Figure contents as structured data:
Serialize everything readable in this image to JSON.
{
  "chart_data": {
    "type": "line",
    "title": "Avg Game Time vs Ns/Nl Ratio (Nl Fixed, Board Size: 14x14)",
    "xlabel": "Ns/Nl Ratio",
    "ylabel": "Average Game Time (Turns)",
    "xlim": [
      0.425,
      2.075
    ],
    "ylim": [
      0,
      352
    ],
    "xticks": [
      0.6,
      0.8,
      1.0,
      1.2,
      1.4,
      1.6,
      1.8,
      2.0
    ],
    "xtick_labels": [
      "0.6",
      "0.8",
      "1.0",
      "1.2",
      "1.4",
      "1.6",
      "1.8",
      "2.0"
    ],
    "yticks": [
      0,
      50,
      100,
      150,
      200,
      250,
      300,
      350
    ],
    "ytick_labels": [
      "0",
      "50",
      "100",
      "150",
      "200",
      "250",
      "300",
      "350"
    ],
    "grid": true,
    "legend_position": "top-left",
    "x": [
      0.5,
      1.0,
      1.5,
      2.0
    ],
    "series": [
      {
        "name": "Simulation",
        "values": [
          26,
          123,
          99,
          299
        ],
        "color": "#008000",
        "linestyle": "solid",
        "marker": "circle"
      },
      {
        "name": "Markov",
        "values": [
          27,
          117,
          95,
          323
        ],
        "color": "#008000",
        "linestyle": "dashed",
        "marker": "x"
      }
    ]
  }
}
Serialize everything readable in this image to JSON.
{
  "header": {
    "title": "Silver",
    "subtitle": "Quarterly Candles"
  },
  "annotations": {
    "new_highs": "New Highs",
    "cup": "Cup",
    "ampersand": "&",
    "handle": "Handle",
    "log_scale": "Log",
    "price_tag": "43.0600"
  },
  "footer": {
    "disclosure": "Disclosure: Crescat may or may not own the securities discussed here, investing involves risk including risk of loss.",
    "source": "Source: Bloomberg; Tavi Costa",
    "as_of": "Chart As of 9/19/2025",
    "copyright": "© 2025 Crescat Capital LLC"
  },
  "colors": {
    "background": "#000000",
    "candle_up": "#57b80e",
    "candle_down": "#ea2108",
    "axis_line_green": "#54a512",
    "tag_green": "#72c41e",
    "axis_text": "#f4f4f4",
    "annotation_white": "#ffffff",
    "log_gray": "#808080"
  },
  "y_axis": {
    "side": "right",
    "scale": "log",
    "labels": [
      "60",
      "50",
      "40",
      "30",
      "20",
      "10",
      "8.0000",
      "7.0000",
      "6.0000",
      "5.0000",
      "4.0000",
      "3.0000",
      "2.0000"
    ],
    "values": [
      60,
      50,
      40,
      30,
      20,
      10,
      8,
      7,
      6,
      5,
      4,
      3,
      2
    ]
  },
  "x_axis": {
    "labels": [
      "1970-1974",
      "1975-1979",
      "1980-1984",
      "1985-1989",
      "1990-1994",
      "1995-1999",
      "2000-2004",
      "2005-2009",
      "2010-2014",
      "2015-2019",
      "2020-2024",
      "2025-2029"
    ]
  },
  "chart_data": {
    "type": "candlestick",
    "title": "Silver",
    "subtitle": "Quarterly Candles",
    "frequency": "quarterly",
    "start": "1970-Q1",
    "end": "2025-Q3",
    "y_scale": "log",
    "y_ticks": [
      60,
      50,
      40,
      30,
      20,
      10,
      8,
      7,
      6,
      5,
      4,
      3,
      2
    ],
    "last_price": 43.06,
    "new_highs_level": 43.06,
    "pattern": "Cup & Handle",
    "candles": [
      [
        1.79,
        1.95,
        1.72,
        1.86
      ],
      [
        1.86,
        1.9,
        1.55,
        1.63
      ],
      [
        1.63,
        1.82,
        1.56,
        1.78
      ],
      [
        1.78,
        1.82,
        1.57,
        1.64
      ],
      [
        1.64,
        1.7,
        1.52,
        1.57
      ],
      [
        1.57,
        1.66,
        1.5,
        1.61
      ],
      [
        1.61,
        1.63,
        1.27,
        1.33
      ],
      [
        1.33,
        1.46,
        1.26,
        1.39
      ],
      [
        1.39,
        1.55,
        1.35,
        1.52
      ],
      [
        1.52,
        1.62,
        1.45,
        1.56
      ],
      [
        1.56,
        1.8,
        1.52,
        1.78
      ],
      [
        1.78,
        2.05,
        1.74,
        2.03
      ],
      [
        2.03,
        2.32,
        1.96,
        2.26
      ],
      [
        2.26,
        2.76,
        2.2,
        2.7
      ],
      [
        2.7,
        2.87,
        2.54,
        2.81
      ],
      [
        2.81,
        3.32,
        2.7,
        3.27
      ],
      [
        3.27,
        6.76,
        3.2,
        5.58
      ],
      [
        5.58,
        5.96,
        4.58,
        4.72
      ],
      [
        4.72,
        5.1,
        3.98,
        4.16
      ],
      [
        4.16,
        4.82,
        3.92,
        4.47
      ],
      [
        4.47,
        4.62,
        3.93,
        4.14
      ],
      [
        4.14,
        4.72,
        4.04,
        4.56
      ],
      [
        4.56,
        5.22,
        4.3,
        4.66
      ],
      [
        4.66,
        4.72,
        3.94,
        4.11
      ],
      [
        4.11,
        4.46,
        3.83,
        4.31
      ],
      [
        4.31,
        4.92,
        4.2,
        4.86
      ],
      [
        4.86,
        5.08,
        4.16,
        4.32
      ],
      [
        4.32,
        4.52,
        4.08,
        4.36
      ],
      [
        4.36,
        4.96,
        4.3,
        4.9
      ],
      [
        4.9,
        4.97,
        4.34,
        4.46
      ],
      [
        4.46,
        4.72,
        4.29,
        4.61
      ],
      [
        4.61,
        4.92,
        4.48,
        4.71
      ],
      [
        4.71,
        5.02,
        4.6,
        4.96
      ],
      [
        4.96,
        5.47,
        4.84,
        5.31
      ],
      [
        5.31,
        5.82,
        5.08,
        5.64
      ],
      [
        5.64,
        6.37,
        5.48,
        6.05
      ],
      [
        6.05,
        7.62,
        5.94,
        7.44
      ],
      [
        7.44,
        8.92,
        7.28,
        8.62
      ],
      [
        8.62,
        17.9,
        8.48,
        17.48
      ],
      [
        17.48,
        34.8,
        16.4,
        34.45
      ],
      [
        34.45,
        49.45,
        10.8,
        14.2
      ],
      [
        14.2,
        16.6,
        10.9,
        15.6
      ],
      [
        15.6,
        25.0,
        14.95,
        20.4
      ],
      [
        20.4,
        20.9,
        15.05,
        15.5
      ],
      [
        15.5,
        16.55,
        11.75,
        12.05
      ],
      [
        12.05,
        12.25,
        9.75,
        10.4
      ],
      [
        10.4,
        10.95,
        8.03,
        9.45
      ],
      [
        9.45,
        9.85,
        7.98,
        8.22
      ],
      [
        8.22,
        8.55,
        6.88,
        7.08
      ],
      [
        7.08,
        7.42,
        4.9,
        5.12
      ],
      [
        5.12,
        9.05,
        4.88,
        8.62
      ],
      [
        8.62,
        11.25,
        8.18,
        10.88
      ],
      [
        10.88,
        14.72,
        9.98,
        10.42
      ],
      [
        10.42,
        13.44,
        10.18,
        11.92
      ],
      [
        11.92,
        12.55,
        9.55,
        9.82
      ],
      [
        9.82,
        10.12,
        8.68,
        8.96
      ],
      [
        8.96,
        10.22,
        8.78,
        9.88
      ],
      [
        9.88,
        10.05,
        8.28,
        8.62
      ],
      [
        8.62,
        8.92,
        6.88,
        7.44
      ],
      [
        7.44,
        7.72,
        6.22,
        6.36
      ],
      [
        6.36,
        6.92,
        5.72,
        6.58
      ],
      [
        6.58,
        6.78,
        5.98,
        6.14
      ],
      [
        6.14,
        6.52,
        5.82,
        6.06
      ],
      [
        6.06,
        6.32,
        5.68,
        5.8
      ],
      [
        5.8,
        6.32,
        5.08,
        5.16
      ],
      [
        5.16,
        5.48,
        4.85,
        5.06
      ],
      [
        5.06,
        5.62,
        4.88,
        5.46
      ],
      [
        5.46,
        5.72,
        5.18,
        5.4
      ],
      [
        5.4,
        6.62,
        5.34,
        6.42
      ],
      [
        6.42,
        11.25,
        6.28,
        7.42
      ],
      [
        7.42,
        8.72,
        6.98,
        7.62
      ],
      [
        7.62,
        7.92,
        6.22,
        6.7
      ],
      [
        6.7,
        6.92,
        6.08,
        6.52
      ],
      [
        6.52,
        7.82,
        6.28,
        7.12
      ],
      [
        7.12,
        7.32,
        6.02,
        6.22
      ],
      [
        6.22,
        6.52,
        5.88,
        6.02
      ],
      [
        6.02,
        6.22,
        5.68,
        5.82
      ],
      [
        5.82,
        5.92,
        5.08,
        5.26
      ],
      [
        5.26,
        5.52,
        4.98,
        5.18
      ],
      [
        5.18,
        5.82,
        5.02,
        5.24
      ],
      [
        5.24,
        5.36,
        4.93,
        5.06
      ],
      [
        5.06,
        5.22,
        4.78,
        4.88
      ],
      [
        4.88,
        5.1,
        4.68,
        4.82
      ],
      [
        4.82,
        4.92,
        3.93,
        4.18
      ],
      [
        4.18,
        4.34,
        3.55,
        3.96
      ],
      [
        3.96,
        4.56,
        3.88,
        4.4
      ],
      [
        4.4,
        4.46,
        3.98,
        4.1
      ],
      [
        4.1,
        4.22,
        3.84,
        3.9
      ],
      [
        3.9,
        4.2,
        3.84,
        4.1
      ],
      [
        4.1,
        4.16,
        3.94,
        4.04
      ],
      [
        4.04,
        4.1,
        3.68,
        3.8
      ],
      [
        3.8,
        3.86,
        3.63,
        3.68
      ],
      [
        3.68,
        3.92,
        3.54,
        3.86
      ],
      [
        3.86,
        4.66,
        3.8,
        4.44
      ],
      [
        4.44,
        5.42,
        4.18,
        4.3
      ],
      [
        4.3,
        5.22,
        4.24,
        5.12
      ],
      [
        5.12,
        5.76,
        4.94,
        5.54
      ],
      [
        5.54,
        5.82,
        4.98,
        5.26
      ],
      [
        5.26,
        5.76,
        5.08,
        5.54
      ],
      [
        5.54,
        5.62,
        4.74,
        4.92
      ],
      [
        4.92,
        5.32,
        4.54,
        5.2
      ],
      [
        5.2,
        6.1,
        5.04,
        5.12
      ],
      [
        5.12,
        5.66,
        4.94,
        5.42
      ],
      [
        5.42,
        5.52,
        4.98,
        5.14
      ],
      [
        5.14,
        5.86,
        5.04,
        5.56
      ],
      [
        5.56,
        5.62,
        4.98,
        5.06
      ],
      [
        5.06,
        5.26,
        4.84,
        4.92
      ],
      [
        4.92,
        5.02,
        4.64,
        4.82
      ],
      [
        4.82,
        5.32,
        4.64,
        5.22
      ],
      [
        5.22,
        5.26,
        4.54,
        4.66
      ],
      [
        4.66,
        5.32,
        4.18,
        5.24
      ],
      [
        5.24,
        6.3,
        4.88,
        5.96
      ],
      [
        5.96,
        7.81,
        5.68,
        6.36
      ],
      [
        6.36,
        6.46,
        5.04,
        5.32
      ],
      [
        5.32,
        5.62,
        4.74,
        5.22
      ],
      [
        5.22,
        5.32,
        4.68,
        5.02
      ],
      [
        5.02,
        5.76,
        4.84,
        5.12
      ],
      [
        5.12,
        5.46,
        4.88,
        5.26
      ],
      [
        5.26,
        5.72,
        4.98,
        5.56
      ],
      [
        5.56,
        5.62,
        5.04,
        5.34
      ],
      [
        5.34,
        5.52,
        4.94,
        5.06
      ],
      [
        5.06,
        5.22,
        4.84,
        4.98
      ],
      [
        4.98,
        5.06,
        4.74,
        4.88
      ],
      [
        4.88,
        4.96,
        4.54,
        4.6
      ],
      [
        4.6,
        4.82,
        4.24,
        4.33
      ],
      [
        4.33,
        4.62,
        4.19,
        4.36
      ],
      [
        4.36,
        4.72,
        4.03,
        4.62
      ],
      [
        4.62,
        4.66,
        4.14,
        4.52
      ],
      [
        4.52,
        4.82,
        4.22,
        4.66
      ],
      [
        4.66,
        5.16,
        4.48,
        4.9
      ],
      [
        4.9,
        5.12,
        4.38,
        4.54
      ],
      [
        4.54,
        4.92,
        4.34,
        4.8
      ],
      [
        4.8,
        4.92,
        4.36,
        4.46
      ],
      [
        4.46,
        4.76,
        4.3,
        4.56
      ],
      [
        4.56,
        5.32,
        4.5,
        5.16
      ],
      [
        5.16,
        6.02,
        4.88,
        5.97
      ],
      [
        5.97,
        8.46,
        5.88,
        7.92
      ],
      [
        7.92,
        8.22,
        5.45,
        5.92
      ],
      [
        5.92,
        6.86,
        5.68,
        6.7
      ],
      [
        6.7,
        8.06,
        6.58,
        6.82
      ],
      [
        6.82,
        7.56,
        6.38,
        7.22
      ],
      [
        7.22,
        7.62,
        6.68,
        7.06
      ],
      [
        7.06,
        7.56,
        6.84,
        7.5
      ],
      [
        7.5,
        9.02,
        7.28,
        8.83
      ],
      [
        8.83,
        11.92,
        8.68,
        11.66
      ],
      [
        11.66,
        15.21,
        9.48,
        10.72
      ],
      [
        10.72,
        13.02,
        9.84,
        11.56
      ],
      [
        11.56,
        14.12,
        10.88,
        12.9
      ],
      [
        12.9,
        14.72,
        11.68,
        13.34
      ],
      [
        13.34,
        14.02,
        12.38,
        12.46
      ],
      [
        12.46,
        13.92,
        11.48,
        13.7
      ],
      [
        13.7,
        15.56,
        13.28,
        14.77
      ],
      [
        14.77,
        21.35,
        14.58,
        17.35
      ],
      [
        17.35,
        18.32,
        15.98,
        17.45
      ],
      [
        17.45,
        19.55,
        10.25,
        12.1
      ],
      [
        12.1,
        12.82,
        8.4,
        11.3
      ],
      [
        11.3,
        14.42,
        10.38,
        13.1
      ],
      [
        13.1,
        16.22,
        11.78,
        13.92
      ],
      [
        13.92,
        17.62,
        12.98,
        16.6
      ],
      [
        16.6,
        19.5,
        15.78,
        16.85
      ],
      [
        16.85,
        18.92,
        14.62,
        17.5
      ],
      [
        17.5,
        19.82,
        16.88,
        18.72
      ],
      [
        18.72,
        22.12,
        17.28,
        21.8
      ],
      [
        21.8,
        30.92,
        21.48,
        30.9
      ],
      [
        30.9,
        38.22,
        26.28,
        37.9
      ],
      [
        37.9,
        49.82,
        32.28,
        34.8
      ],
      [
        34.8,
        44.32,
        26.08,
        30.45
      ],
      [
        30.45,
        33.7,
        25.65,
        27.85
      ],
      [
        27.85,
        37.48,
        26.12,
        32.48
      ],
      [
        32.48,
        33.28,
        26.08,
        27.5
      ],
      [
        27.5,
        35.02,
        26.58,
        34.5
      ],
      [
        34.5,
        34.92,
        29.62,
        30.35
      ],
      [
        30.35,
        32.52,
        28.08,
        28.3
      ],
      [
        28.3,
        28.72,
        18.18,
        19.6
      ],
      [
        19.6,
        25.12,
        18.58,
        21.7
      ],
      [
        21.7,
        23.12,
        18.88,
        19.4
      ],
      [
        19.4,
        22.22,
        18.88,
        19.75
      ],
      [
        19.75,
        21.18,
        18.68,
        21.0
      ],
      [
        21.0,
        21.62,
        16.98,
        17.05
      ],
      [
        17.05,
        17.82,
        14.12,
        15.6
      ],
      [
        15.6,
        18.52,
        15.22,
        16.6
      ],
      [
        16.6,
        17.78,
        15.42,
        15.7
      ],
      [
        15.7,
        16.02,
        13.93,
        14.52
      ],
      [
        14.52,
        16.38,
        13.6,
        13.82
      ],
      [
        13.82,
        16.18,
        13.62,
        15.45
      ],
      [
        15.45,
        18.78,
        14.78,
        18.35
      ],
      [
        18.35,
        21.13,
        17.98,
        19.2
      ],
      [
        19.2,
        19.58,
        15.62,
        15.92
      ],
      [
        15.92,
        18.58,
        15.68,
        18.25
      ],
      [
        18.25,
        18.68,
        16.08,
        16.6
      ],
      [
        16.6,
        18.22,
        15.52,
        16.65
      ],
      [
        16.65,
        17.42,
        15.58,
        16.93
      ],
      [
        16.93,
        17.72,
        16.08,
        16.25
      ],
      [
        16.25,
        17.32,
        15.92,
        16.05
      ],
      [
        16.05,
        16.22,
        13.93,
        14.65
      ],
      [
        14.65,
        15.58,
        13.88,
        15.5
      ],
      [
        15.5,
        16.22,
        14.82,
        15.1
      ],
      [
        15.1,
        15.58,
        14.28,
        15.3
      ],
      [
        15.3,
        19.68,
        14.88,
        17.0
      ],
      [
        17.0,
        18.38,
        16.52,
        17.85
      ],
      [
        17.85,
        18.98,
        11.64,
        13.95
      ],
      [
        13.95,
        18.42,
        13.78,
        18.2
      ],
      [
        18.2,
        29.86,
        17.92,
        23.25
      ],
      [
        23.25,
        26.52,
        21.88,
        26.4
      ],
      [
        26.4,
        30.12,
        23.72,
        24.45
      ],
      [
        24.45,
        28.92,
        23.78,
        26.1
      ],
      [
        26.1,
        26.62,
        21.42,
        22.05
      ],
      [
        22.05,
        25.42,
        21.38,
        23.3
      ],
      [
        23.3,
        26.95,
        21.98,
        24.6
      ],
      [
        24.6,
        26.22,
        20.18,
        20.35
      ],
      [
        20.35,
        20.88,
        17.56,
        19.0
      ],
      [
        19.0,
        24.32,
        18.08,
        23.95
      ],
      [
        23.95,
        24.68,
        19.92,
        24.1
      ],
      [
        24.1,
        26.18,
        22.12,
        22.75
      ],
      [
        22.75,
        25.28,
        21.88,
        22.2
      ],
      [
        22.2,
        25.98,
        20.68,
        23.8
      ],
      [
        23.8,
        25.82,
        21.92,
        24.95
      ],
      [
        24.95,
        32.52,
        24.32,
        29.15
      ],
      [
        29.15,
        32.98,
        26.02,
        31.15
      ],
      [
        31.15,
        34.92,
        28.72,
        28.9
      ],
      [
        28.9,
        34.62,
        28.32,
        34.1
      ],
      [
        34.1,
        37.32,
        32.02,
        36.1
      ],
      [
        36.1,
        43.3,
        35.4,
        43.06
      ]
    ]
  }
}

- **Work required**
Find the string "Game" in the listing and return every line that holds it.

- **Output below**
    "title": "Avg Game Time vs Ns/Nl Ratio (Nl Fixed, Board Size: 14x14)",
    "ylabel": "Average Game Time (Turns)",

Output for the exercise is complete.